● WRITTEN TASK: Among the lines listed below, count those that include the string "this", and state only the count.
— START EXTRACTED ENTRIES —
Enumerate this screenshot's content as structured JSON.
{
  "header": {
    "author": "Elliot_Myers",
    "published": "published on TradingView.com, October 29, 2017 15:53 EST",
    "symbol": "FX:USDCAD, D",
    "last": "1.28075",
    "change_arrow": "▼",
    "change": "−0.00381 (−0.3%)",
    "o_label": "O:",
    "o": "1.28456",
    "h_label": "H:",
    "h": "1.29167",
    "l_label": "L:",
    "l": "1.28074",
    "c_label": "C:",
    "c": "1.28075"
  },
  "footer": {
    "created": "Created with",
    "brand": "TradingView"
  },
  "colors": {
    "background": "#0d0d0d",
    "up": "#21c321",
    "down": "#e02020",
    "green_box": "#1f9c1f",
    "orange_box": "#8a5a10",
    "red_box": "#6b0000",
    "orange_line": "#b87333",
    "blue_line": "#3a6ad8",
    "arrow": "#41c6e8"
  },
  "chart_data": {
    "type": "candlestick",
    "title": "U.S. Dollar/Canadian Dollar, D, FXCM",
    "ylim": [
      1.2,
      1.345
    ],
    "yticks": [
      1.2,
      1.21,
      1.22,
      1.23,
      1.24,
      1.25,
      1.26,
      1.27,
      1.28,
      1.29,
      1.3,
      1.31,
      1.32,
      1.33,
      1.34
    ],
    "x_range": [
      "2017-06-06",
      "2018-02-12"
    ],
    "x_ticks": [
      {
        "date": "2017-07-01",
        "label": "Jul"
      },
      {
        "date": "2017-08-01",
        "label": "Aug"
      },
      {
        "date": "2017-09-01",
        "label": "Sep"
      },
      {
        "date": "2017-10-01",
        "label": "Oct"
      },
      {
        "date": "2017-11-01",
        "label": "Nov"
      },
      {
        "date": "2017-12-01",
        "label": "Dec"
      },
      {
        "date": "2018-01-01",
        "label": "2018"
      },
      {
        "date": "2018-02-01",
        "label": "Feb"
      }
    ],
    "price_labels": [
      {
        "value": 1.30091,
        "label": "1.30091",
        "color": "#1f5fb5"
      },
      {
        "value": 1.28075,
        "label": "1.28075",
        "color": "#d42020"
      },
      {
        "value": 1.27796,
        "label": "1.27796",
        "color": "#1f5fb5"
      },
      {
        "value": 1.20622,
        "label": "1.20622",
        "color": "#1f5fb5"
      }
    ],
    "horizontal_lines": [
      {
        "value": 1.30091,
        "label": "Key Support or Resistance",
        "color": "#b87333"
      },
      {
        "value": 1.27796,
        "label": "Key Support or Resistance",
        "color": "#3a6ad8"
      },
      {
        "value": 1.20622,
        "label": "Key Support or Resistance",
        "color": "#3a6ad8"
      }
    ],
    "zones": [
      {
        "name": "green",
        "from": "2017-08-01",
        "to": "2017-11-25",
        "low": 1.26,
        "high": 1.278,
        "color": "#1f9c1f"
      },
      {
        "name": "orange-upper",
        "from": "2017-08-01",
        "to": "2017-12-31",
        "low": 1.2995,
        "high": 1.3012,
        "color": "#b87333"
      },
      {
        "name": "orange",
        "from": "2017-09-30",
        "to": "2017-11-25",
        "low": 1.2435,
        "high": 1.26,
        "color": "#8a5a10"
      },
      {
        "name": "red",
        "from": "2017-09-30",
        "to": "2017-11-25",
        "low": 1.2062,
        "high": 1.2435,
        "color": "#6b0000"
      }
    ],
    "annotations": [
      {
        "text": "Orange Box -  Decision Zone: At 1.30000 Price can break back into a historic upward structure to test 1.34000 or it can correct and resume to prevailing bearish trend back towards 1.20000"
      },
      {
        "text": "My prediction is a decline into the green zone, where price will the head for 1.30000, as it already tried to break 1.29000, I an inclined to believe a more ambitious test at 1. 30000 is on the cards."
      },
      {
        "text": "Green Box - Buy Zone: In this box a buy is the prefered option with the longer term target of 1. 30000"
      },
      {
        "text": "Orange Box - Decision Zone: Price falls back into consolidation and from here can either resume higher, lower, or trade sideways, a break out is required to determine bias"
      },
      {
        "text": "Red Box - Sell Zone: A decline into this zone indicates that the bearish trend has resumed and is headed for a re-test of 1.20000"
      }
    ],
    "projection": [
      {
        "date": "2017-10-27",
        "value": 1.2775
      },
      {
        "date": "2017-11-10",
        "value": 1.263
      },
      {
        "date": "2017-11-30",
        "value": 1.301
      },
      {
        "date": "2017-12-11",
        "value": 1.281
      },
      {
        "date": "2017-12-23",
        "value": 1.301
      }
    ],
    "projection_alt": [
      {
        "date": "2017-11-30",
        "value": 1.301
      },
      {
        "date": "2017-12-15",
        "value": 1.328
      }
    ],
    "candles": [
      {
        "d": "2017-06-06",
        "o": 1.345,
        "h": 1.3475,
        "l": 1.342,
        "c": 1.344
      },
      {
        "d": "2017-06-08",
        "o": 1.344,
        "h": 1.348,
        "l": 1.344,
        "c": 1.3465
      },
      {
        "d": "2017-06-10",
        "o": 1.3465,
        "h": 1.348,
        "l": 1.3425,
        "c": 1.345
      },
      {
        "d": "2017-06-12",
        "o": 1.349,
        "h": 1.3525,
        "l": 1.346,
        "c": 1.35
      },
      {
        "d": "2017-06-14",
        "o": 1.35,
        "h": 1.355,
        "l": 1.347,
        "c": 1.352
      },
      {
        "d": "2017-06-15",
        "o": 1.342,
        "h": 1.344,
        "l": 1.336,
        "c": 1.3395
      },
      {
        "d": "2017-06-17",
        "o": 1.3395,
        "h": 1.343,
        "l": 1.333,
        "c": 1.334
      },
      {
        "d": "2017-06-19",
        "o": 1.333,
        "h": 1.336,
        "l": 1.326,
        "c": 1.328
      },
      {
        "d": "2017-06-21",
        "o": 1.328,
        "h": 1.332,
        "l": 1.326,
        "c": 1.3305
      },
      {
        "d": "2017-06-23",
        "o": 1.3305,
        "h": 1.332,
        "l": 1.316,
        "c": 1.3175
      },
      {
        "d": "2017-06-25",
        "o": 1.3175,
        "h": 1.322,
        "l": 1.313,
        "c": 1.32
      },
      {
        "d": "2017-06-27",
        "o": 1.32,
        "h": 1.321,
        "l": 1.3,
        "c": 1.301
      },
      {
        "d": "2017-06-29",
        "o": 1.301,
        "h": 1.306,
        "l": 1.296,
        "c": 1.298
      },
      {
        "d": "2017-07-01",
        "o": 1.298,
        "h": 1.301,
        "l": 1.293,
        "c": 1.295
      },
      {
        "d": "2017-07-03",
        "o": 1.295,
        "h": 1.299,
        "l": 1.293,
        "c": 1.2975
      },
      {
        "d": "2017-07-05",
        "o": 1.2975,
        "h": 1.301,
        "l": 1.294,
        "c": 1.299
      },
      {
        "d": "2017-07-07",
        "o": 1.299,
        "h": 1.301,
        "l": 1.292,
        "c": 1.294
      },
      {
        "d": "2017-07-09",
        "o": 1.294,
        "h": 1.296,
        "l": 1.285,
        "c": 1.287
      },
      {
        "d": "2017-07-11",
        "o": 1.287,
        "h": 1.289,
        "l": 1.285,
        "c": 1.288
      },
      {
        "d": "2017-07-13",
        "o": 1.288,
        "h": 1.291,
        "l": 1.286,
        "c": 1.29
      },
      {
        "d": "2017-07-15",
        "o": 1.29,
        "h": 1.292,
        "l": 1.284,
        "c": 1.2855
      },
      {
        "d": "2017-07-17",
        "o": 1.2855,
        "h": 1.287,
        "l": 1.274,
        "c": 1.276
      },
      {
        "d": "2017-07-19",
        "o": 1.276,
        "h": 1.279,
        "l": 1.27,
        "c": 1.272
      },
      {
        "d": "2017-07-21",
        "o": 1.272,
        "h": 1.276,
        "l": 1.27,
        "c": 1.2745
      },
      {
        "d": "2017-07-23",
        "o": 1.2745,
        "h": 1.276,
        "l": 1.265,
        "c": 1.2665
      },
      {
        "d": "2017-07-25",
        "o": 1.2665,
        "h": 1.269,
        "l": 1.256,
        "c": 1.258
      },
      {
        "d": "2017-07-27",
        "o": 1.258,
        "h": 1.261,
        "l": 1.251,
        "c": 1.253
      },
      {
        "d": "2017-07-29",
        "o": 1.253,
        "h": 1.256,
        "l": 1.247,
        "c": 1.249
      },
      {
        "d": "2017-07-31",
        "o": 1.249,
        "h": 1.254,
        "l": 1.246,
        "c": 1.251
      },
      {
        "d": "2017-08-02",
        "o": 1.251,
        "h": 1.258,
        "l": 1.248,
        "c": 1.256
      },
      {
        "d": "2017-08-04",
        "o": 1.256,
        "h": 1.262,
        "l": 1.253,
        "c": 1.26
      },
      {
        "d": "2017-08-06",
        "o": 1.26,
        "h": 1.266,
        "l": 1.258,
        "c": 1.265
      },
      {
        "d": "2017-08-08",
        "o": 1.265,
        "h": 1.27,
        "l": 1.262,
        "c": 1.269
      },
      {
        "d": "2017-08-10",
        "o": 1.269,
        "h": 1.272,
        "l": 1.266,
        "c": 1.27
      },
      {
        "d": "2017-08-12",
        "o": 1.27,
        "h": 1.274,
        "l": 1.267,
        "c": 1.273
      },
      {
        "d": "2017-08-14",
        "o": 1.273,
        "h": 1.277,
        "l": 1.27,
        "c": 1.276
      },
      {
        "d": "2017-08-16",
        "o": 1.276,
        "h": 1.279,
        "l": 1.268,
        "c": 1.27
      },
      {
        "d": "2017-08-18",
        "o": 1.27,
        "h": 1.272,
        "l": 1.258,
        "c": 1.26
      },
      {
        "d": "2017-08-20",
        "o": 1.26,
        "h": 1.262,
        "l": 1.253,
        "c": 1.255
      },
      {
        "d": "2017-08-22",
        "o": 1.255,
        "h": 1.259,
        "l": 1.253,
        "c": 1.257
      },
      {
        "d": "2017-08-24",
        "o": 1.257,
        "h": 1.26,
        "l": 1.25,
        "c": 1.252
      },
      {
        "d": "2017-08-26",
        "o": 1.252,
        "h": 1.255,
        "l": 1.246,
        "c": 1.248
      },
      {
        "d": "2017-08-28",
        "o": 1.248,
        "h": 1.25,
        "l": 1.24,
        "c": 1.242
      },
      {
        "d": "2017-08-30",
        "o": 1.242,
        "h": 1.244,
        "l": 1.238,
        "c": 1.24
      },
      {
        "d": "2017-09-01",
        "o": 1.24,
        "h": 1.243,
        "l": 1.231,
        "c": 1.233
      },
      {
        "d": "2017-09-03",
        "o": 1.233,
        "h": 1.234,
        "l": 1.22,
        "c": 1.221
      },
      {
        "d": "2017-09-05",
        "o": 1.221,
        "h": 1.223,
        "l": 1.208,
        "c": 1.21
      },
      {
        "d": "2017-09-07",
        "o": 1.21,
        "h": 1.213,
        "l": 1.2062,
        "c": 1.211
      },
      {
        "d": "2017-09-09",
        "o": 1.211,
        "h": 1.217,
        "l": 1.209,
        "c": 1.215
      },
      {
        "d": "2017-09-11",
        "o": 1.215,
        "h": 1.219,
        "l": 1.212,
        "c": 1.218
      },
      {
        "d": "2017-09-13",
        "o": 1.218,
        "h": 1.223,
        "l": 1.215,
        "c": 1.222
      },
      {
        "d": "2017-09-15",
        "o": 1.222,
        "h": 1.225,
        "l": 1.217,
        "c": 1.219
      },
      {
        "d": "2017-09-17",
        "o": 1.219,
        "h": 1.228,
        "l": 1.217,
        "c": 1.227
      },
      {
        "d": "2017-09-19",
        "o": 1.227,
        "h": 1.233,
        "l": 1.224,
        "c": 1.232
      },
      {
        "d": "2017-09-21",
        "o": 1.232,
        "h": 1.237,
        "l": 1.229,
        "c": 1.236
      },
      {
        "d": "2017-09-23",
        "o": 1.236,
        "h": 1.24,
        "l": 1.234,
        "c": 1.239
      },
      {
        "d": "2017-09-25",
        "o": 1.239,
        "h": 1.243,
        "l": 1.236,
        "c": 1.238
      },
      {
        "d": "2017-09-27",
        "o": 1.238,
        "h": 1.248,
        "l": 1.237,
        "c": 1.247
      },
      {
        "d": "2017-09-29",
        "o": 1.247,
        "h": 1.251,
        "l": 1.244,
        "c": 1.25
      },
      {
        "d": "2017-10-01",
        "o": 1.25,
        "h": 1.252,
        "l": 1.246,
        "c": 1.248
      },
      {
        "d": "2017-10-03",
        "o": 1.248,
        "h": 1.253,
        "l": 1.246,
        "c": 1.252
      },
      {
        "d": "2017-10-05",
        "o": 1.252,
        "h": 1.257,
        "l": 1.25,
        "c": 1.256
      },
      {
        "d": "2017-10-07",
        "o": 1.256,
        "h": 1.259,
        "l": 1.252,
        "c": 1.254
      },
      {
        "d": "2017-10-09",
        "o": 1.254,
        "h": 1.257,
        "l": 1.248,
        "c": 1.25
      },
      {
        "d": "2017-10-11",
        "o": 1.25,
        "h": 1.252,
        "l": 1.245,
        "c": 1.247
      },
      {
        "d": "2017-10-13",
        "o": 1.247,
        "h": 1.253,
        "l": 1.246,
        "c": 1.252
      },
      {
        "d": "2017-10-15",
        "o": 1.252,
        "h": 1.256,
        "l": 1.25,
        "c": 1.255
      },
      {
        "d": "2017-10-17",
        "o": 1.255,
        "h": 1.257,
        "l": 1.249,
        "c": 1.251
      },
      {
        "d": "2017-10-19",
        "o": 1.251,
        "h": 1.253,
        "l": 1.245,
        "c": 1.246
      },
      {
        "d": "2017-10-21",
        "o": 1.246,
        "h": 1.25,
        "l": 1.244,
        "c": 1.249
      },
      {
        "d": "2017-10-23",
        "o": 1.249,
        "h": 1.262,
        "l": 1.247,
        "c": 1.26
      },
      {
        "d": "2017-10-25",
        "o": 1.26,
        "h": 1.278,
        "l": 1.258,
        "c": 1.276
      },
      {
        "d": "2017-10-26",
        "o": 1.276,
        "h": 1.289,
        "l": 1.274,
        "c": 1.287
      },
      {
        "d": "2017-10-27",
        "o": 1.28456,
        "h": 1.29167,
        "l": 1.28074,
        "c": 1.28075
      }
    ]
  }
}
— END EXTRACTED ENTRIES —
● OUTPUT OF THE EXERCISE: 3